WHAT IS NEEDED: From the records, pick out and copy each line containing "name".

Dataset rows about figures
= = = = =

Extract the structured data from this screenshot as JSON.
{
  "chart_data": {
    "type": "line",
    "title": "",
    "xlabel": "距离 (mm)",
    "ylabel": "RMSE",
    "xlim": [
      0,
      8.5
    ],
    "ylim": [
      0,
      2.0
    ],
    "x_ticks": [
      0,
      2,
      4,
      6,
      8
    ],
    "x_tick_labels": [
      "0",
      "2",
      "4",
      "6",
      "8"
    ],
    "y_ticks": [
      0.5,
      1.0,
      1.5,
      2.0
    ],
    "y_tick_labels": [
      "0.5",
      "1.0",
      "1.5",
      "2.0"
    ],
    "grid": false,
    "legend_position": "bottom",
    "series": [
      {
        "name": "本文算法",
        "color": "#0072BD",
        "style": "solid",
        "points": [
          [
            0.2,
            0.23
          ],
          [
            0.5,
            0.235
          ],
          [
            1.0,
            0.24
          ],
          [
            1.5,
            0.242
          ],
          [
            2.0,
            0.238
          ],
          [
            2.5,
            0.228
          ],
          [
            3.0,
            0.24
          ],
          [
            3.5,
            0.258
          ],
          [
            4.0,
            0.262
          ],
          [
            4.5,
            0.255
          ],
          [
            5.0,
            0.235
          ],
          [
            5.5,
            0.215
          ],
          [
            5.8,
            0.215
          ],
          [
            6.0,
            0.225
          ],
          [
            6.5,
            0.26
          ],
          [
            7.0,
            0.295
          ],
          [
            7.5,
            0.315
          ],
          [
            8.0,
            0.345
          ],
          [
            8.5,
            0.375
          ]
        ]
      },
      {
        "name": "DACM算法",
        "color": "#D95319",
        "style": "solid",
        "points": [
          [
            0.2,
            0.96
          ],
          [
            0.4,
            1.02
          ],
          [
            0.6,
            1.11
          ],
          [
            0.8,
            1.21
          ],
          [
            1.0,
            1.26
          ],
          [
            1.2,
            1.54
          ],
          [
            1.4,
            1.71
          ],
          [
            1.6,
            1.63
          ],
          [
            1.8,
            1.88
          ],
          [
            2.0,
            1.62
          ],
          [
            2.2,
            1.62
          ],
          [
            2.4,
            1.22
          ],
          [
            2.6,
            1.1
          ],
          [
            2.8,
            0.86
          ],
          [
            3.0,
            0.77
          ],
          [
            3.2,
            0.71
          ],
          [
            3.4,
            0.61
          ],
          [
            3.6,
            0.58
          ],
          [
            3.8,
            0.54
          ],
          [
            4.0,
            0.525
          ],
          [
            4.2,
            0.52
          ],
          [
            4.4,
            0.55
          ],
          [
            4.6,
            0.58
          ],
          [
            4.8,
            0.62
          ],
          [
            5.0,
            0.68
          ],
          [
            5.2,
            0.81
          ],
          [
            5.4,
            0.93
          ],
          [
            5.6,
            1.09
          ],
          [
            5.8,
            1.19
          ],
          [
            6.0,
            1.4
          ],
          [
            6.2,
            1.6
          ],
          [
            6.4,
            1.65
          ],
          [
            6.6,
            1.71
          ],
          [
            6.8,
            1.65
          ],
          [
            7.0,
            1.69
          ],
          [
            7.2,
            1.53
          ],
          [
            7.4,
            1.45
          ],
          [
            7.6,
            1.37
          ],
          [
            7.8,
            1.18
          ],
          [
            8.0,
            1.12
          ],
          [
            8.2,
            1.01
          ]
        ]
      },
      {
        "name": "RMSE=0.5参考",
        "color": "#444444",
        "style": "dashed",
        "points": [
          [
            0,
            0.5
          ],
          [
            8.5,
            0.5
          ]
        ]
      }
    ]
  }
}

= = = = =

TASK OUTPUT:
        "name": "本文算法",
        "name": "DACM算法",
        "name": "RMSE=0.5参考",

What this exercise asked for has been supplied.